§ **Aim of the task**:
Would you quote the material below in full and unchanged?

§ **Material for the task**:
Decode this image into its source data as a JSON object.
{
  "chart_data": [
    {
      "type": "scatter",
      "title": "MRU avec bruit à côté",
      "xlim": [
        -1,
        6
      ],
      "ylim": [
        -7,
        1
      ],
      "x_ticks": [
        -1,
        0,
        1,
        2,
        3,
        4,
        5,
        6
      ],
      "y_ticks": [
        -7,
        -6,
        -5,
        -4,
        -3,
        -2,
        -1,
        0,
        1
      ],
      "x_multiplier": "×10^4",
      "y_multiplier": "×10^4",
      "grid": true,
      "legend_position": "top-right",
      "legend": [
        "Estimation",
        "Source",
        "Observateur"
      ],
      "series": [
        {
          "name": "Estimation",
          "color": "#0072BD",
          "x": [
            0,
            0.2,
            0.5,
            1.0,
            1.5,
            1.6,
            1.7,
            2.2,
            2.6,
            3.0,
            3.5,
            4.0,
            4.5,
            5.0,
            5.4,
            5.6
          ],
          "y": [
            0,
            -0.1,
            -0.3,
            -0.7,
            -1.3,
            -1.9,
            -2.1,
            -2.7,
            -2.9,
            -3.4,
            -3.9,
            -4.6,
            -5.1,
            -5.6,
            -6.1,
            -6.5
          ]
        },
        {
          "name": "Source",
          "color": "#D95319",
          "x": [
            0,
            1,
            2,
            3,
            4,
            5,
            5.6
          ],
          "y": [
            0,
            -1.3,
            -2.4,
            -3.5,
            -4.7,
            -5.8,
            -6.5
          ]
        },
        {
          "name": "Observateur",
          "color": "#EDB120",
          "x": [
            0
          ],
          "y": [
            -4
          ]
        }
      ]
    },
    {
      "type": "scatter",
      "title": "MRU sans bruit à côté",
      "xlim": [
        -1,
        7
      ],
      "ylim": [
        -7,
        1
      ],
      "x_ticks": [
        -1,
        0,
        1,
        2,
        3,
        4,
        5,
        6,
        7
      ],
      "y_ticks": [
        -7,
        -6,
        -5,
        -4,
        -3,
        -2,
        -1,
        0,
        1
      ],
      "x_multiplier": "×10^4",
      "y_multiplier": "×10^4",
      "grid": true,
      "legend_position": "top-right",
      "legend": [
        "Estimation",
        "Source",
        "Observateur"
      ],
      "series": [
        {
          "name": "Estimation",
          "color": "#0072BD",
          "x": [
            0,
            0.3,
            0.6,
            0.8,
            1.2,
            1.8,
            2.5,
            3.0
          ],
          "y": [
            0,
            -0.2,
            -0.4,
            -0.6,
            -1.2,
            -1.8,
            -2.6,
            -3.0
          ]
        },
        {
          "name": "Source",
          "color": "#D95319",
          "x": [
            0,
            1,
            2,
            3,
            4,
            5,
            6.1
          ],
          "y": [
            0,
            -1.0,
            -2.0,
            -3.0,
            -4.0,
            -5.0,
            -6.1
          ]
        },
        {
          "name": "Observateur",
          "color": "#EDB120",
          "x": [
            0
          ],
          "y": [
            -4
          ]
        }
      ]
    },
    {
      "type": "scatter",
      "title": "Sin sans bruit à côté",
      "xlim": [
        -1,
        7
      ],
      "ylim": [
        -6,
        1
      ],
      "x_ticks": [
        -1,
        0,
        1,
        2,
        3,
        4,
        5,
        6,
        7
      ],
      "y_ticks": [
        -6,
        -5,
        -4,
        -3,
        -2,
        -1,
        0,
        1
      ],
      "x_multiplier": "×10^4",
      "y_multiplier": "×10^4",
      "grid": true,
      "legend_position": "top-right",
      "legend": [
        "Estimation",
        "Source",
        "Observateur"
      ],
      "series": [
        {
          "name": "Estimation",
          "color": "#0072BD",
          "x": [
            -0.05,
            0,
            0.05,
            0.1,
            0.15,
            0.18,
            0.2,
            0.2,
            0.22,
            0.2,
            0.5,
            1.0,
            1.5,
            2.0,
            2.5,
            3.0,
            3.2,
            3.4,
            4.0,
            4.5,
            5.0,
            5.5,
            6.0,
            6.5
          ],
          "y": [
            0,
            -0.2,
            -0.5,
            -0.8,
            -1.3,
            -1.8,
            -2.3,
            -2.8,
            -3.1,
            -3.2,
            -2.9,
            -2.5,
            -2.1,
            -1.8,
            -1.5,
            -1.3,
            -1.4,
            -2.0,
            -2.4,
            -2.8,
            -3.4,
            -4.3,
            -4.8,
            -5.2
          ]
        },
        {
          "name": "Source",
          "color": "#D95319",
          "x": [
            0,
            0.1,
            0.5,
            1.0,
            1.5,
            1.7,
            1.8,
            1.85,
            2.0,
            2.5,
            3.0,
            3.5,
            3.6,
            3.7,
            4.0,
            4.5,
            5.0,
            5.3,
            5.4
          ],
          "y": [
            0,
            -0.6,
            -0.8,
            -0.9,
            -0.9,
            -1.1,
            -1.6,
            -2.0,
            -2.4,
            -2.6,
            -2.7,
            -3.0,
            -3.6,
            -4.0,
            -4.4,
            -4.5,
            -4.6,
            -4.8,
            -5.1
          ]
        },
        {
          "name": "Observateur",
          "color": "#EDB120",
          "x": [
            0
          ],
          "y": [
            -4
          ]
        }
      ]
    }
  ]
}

§ **Response for this exercise**:
Decode this image into its source data as a JSON object.
{
  "chart_data": [
    {
      "type": "scatter",
      "title": "MRU avec bruit à côté",
      "xlim": [
        -1,
        6
      ],
      "ylim": [
        -7,
        1
      ],
      "x_ticks": [
        -1,
        0,
        1,
        2,
        3,
        4,
        5,
        6
      ],
      "y_ticks": [
        -7,
        -6,
        -5,
        -4,
        -3,
        -2,
        -1,
        0,
        1
      ],
      "x_multiplier": "×10^4",
      "y_multiplier": "×10^4",
      "grid": true,
      "legend_position": "top-right",
      "legend": [
        "Estimation",
        "Source",
        "Observateur"
      ],
      "series": [
        {
          "name": "Estimation",
          "color": "#0072BD",
          "x": [
            0,
            0.2,
            0.5,
            1.0,
            1.5,
            1.6,
            1.7,
            2.2,
            2.6,
            3.0,
            3.5,
            4.0,
            4.5,
            5.0,
            5.4,
            5.6
          ],
          "y": [
            0,
            -0.1,
            -0.3,
            -0.7,
            -1.3,
            -1.9,
            -2.1,
            -2.7,
            -2.9,
            -3.4,
            -3.9,
            -4.6,
            -5.1,
            -5.6,
            -6.1,
            -6.5
          ]
        },
        {
          "name": "Source",
          "color": "#D95319",
          "x": [
            0,
            1,
            2,
            3,
            4,
            5,
            5.6
          ],
          "y": [
            0,
            -1.3,
            -2.4,
            -3.5,
            -4.7,
            -5.8,
            -6.5
          ]
        },
        {
          "name": "Observateur",
          "color": "#EDB120",
          "x": [
            0
          ],
          "y": [
            -4
          ]
        }
      ]
    },
    {
      "type": "scatter",
      "title": "MRU sans bruit à côté",
      "xlim": [
        -1,
        7
      ],
      "ylim": [
        -7,
        1
      ],
      "x_ticks": [
        -1,
        0,
        1,
        2,
        3,
        4,
        5,
        6,
        7
      ],
      "y_ticks": [
        -7,
        -6,
        -5,
        -4,
        -3,
        -2,
        -1,
        0,
        1
      ],
      "x_multiplier": "×10^4",
      "y_multiplier": "×10^4",
      "grid": true,
      "legend_position": "top-right",
      "legend": [
        "Estimation",
        "Source",
        "Observateur"
      ],
      "series": [
        {
          "name": "Estimation",
          "color": "#0072BD",
          "x": [
            0,
            0.3,
            0.6,
            0.8,
            1.2,
            1.8,
            2.5,
            3.0
          ],
          "y": [
            0,
            -0.2,
            -0.4,
            -0.6,
            -1.2,
            -1.8,
            -2.6,
            -3.0
          ]
        },
        {
          "name": "Source",
          "color": "#D95319",
          "x": [
            0,
            1,
            2,
            3,
            4,
            5,
            6.1
          ],
          "y": [
            0,
            -1.0,
            -2.0,
            -3.0,
            -4.0,
            -5.0,
            -6.1
          ]
        },
        {
          "name": "Observateur",
          "color": "#EDB120",
          "x": [
            0
          ],
          "y": [
            -4
          ]
        }
      ]
    },
    {
      "type": "scatter",
      "title": "Sin sans bruit à côté",
      "xlim": [
        -1,
        7
      ],
      "ylim": [
        -6,
        1
      ],
      "x_ticks": [
        -1,
        0,
        1,
        2,
        3,
        4,
        5,
        6,
        7
      ],
      "y_ticks": [
        -6,
        -5,
        -4,
        -3,
        -2,
        -1,
        0,
        1
      ],
      "x_multiplier": "×10^4",
      "y_multiplier": "×10^4",
      "grid": true,
      "legend_position": "top-right",
      "legend": [
        "Estimation",
        "Source",
        "Observateur"
      ],
      "series": [
        {
          "name": "Estimation",
          "color": "#0072BD",
          "x": [
            -0.05,
            0,
            0.05,
            0.1,
            0.15,
            0.18,
            0.2,
            0.2,
            0.22,
            0.2,
            0.5,
            1.0,
            1.5,
            2.0,
            2.5,
            3.0,
            3.2,
            3.4,
            4.0,
            4.5,
            5.0,
            5.5,
            6.0,
            6.5
          ],
          "y": [
            0,
            -0.2,
            -0.5,
            -0.8,
            -1.3,
            -1.8,
            -2.3,
            -2.8,
            -3.1,
            -3.2,
            -2.9,
            -2.5,
            -2.1,
            -1.8,
            -1.5,
            -1.3,
            -1.4,
            -2.0,
            -2.4,
            -2.8,
            -3.4,
            -4.3,
            -4.8,
            -5.2
          ]
        },
        {
          "name": "Source",
          "color": "#D95319",
          "x": [
            0,
            0.1,
            0.5,
            1.0,
            1.5,
            1.7,
            1.8,
            1.85,
            2.0,
            2.5,
            3.0,
            3.5,
            3.6,
            3.7,
            4.0,
            4.5,
            5.0,
            5.3,
            5.4
          ],
          "y": [
            0,
            -0.6,
            -0.8,
            -0.9,
            -0.9,
            -1.1,
            -1.6,
            -2.0,
            -2.4,
            -2.6,
            -2.7,
            -3.0,
            -3.6,
            -4.0,
            -4.4,
            -4.5,
            -4.6,
            -4.8,
            -5.1
          ]
        },
        {
          "name": "Observateur",
          "color": "#EDB120",
          "x": [
            0
          ],
          "y": [
            -4
          ]
        }
      ]
    }
  ]
}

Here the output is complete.